Written request: Give exactly the lines from the one with "Give me a plain-text" through the final line of the listing below, both included, leaving out any pictures.

Task input:
■ ■ ■ ■

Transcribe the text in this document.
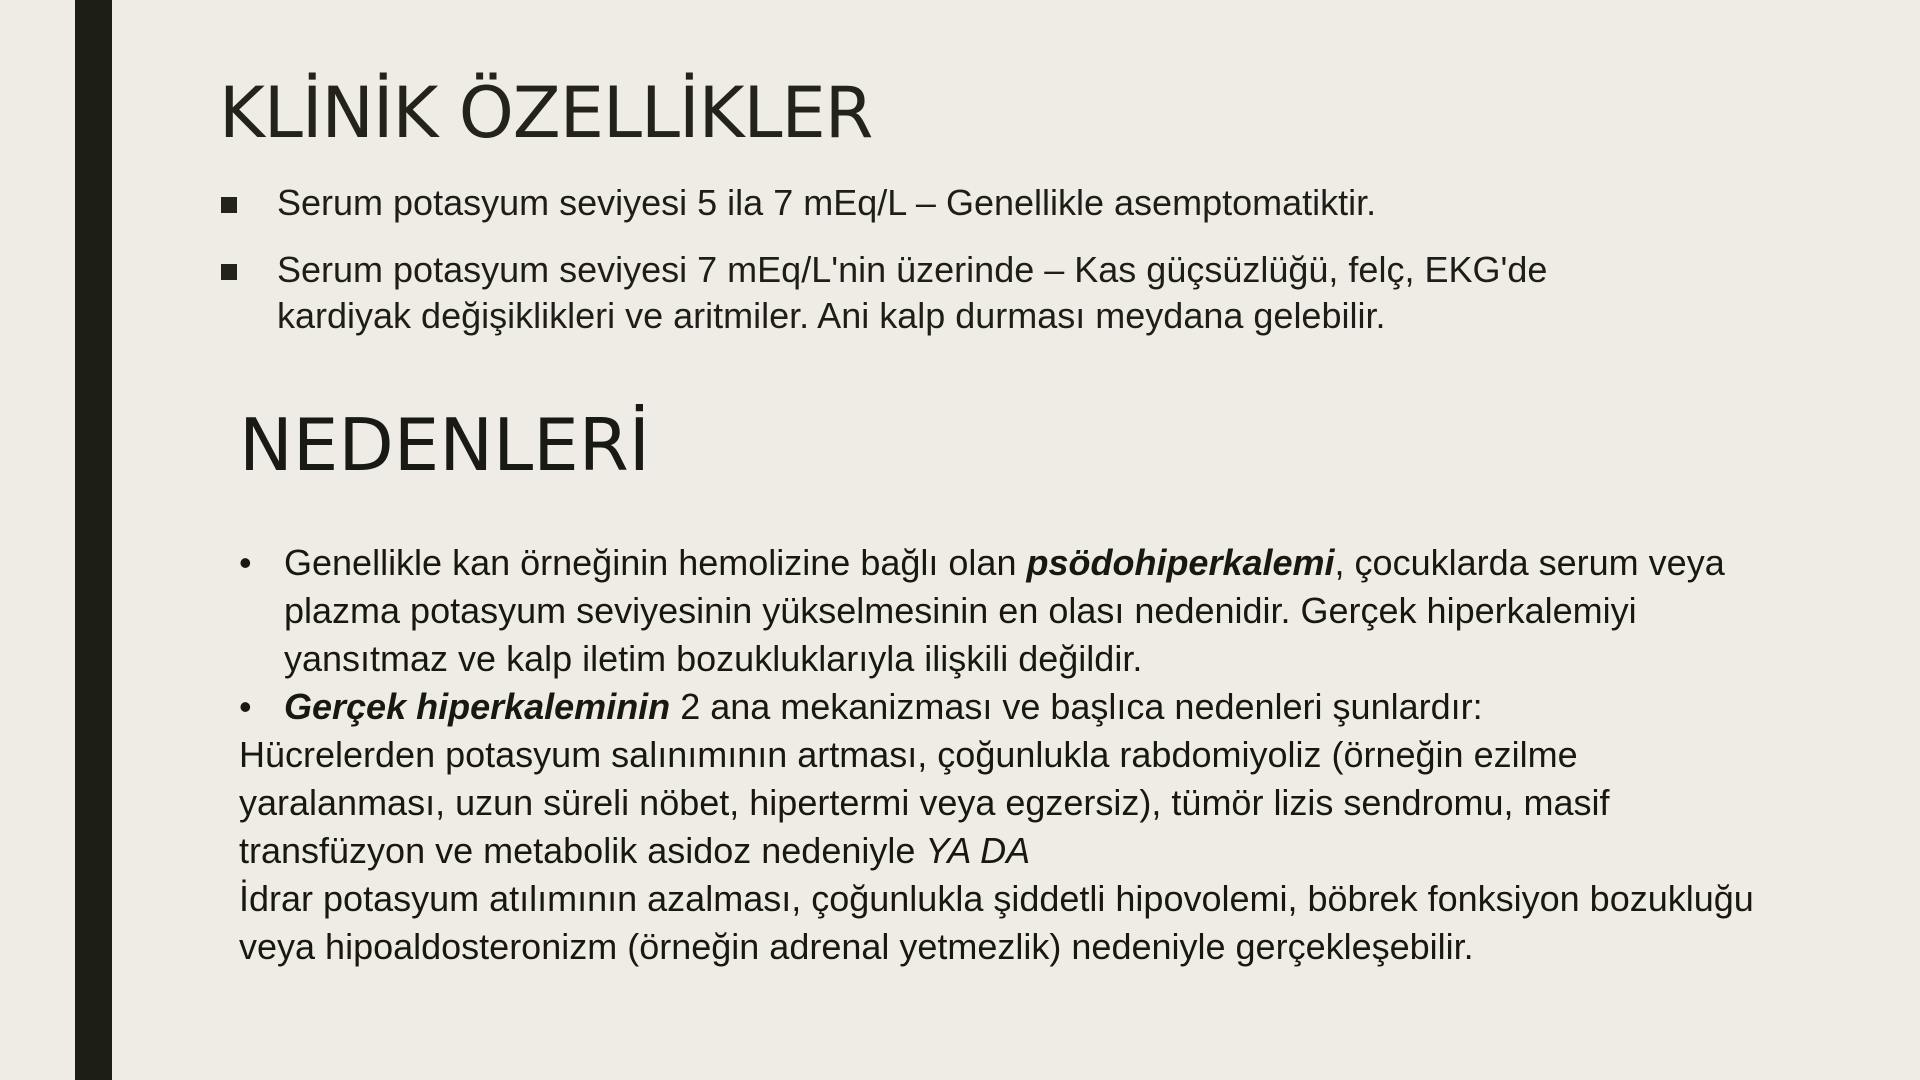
KLİNİK ÖZELLİKLER
Serum potasyum seviyesi 5 ila 7 mEq/L – Genellikle asemptomatiktir.
Serum potasyum seviyesi 7 mEq/L'nin üzerinde – Kas güçsüzlüğü, felç, EKG'de kardiyak değişiklikleri ve aritmiler. Ani kalp durması meydana gelebilir.
NEDENLERİ
• Genellikle kan örneğinin hemolizine bağlı olan psödohiperkalemi, çocuklarda serum veya plazma potasyum seviyesinin yükselmesinin en olası nedenidir. Gerçek hiperkalemiyi yansıtmaz ve kalp iletim bozukluklarıyla ilişkili değildir.
• Gerçek hiperkaleminin 2 ana mekanizması ve başlıca nedenleri şunlardır:

Hücrelerden potasyum salınımının artması, çoğunlukla rabdomiyoliz (örneğin ezilme yaralanması, uzun süreli nöbet, hipertermi veya egzersiz), tümör lizis sendromu, masif transfüzyon ve metabolik asidoz nedeniyle YA DA

İdrar potasyum atılımının azalması, çoğunlukla şiddetli hipovolemi, böbrek fonksiyon bozukluğu veya hipoaldosteronizm (örneğin adrenal yetmezlik) nedeniyle gerçekleşebilir.
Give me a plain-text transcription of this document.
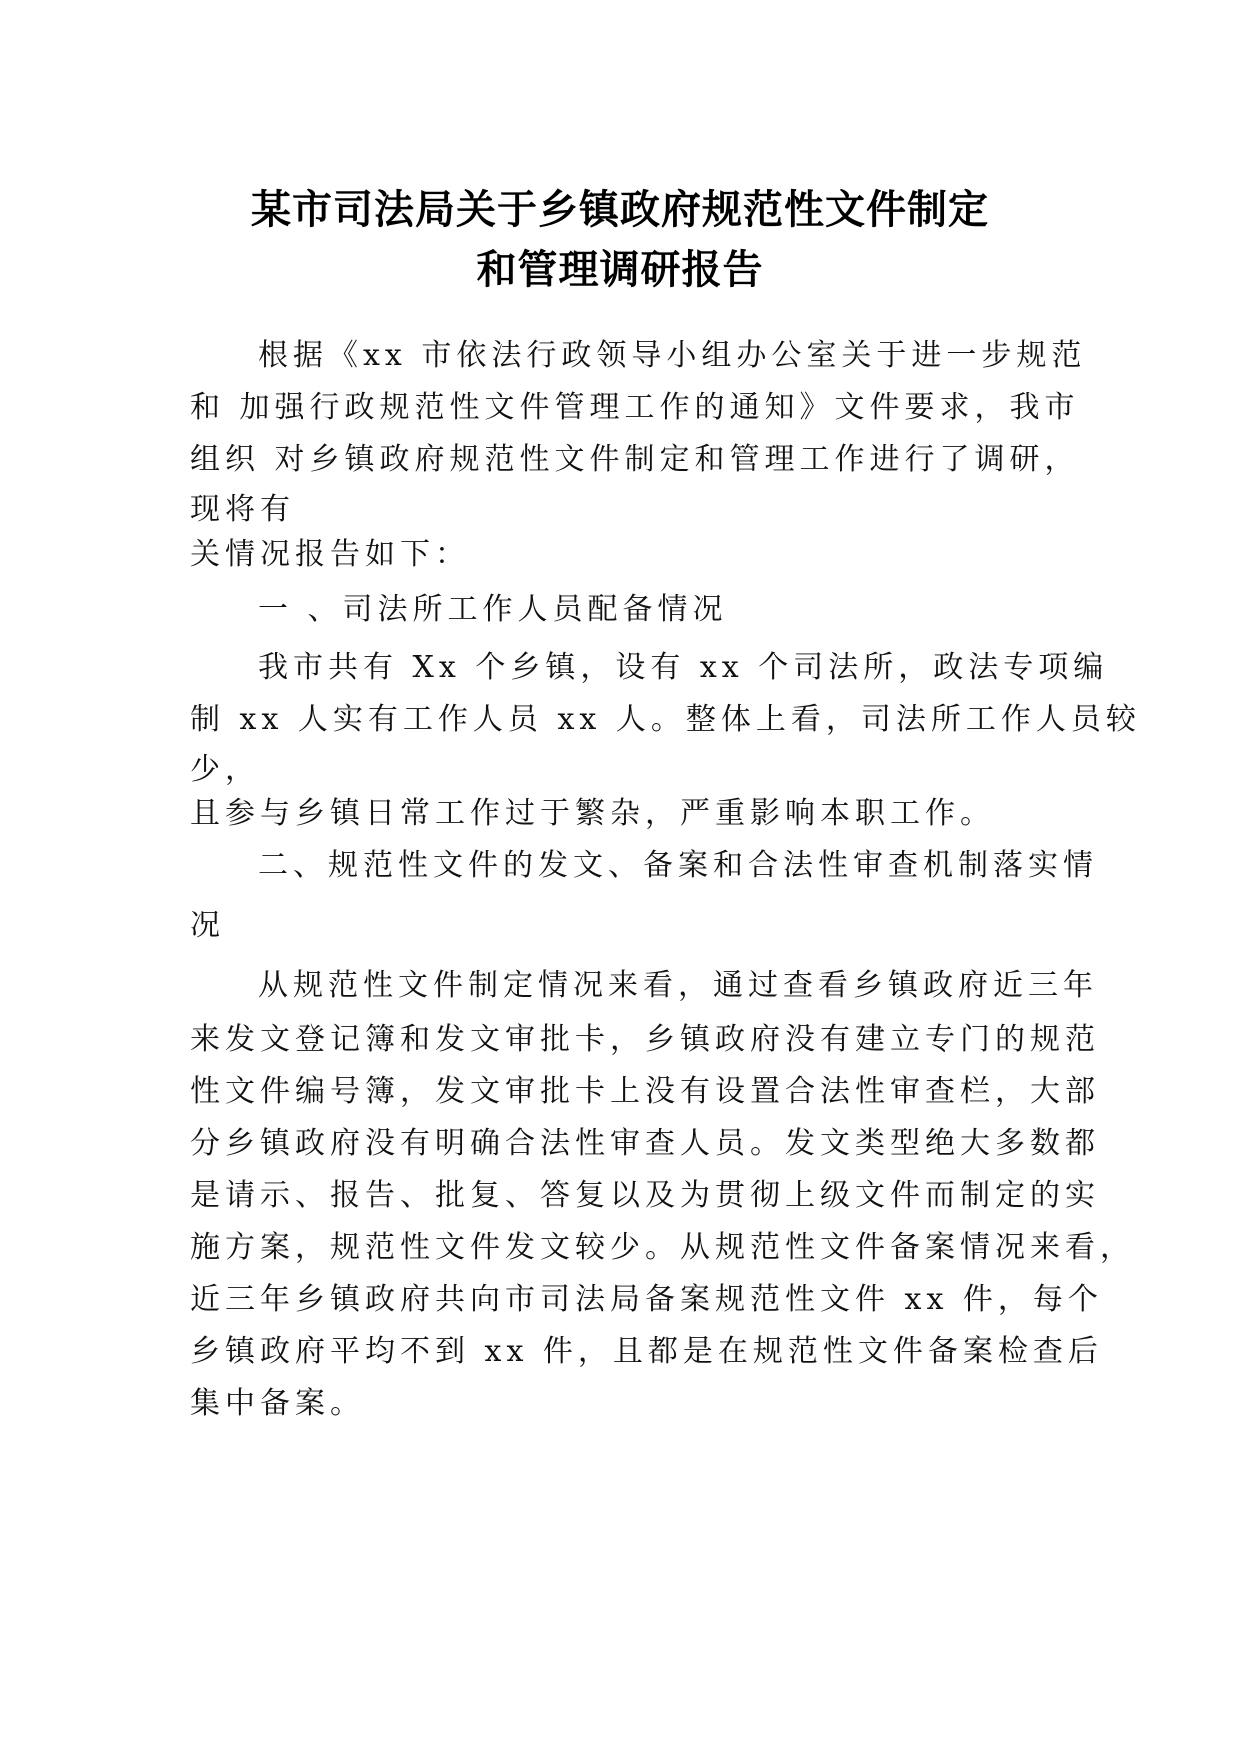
某市司法局关于乡镇政府规范性文件制定
和管理调研报告
根据《xx 市依法行政领导小组办公室关于进一步规范
和 加强行政规范性文件管理工作的通知》文件要求，我市
组织 对乡镇政府规范性文件制定和管理工作进行了调研，
现将有
关情况报告如下：
一 、司法所工作人员配备情况
我市共有 Xx 个乡镇，设有 xx 个司法所，政法专项编
制 xx 人实有工作人员 xx 人。整体上看，司法所工作人员较
少，
且参与乡镇日常工作过于繁杂，严重影响本职工作。
二、规范性文件的发文、备案和合法性审查机制落实情
况
从规范性文件制定情况来看，通过查看乡镇政府近三年
来发文登记簿和发文审批卡，乡镇政府没有建立专门的规范
性文件编号簿，发文审批卡上没有设置合法性审查栏，大部
分乡镇政府没有明确合法性审查人员。发文类型绝大多数都
是请示、报告、批复、答复以及为贯彻上级文件而制定的实
施方案，规范性文件发文较少。从规范性文件备案情况来看，
近三年乡镇政府共向市司法局备案规范性文件 xx 件，每个
乡镇政府平均不到 xx 件，且都是在规范性文件备案检查后
集中备案。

■ ■ ■ ■

Written reply:
Give me a plain-text transcription of this document.
某市司法局关于乡镇政府规范性文件制定
和管理调研报告
根据《xx 市依法行政领导小组办公室关于进一步规范
和 加强行政规范性文件管理工作的通知》文件要求，我市
组织 对乡镇政府规范性文件制定和管理工作进行了调研，
现将有
关情况报告如下：
一 、司法所工作人员配备情况
我市共有 Xx 个乡镇，设有 xx 个司法所，政法专项编
制 xx 人实有工作人员 xx 人。整体上看，司法所工作人员较
少，
且参与乡镇日常工作过于繁杂，严重影响本职工作。
二、规范性文件的发文、备案和合法性审查机制落实情
况
从规范性文件制定情况来看，通过查看乡镇政府近三年
来发文登记簿和发文审批卡，乡镇政府没有建立专门的规范
性文件编号簿，发文审批卡上没有设置合法性审查栏，大部
分乡镇政府没有明确合法性审查人员。发文类型绝大多数都
是请示、报告、批复、答复以及为贯彻上级文件而制定的实
施方案，规范性文件发文较少。从规范性文件备案情况来看，
近三年乡镇政府共向市司法局备案规范性文件 xx 件，每个
乡镇政府平均不到 xx 件，且都是在规范性文件备案检查后
集中备案。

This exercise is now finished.